==== Material for this task ====
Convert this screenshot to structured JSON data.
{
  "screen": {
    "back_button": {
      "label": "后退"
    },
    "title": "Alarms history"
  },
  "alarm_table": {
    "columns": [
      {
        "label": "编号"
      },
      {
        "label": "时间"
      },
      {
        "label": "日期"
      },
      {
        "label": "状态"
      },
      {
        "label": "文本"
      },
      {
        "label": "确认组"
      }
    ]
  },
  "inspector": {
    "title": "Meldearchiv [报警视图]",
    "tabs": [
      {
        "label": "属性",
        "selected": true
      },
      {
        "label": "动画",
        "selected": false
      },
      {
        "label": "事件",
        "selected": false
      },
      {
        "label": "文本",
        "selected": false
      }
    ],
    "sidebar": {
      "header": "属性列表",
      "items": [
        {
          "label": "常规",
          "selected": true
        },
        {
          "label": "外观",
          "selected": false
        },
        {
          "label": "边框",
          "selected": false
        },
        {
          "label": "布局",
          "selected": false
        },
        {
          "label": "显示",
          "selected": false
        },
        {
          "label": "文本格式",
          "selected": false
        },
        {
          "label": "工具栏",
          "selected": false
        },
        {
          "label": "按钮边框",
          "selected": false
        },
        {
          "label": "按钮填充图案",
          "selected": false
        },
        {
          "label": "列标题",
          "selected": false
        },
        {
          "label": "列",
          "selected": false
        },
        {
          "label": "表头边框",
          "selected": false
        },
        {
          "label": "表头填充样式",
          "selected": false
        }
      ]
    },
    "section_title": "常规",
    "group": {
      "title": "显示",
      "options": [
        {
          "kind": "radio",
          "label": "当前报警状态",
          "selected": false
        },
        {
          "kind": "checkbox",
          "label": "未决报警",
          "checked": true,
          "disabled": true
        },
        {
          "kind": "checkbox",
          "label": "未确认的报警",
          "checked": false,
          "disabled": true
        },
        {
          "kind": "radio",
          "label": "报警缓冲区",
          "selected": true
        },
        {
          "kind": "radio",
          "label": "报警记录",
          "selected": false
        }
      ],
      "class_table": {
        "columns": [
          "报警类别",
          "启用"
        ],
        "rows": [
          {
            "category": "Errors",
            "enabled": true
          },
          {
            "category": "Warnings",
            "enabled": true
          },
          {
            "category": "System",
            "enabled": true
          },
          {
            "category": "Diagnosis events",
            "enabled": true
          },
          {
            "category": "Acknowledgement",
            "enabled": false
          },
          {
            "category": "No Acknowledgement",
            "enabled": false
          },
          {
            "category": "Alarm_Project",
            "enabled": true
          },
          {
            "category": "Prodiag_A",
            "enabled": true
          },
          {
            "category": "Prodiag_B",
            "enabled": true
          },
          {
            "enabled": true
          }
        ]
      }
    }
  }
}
====
==== Material for this task ====
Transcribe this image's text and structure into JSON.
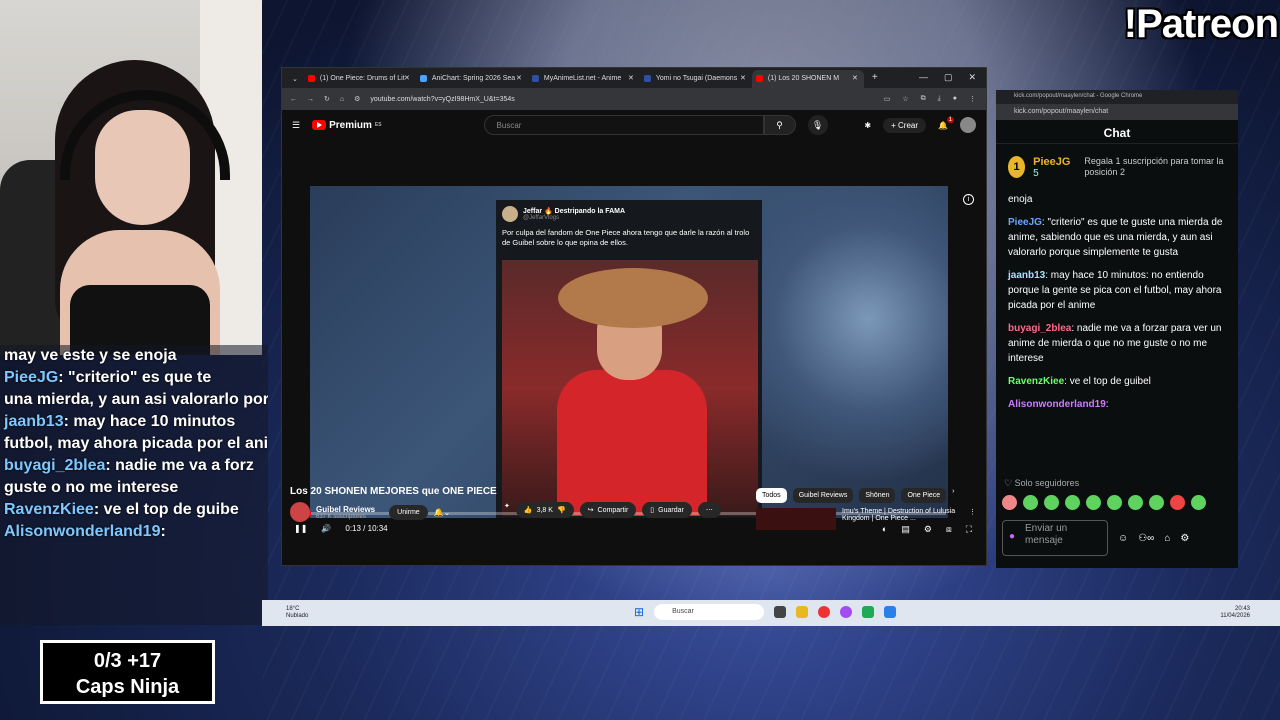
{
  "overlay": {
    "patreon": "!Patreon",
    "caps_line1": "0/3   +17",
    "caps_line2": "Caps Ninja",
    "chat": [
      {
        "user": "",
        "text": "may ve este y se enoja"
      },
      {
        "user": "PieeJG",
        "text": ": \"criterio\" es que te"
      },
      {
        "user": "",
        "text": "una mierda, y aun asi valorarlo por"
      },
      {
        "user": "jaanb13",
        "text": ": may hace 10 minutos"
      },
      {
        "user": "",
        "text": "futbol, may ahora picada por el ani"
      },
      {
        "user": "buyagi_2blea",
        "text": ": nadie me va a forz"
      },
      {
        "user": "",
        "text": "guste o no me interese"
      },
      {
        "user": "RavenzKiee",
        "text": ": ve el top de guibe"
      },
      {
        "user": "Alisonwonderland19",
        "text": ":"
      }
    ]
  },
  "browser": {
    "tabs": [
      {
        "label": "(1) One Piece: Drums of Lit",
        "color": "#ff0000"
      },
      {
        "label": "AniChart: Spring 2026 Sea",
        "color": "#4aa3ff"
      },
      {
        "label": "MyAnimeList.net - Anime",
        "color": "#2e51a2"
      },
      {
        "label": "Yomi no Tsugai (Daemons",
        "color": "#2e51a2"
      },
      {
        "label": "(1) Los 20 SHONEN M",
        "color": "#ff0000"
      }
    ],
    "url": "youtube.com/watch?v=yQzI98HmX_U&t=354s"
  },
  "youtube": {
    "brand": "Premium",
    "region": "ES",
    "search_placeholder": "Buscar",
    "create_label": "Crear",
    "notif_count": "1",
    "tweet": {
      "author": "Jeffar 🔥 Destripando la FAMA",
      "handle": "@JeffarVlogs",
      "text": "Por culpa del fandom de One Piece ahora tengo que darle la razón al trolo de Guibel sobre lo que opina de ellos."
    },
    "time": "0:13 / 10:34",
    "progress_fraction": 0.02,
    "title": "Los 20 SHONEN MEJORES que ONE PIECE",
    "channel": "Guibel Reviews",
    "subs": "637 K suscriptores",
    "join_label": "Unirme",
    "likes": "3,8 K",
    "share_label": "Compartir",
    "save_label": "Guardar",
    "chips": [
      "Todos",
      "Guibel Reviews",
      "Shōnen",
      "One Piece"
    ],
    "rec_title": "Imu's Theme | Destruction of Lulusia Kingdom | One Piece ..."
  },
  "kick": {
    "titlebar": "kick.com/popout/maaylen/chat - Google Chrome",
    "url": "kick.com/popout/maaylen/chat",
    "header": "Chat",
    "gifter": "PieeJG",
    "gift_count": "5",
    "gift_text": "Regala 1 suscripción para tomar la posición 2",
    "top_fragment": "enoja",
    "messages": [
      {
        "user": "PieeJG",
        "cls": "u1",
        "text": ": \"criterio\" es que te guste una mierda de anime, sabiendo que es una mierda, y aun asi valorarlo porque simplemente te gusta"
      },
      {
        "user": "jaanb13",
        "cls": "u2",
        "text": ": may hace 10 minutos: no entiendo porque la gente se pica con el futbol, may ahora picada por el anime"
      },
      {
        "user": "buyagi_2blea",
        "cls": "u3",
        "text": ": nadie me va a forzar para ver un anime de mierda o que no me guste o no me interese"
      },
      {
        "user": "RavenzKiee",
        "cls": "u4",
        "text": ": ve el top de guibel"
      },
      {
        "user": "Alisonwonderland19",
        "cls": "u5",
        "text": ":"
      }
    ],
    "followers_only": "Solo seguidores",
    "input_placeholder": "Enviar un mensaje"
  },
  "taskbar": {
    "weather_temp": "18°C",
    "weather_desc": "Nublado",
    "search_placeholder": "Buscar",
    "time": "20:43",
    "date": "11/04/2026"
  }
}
====
-- Work to be completed --
Go through the material above and copy each line that has the word "kick".

-- The answer --
  "kick": {
    "titlebar": "kick.com/popout/maaylen/chat - Google Chrome",
    "url": "kick.com/popout/maaylen/chat",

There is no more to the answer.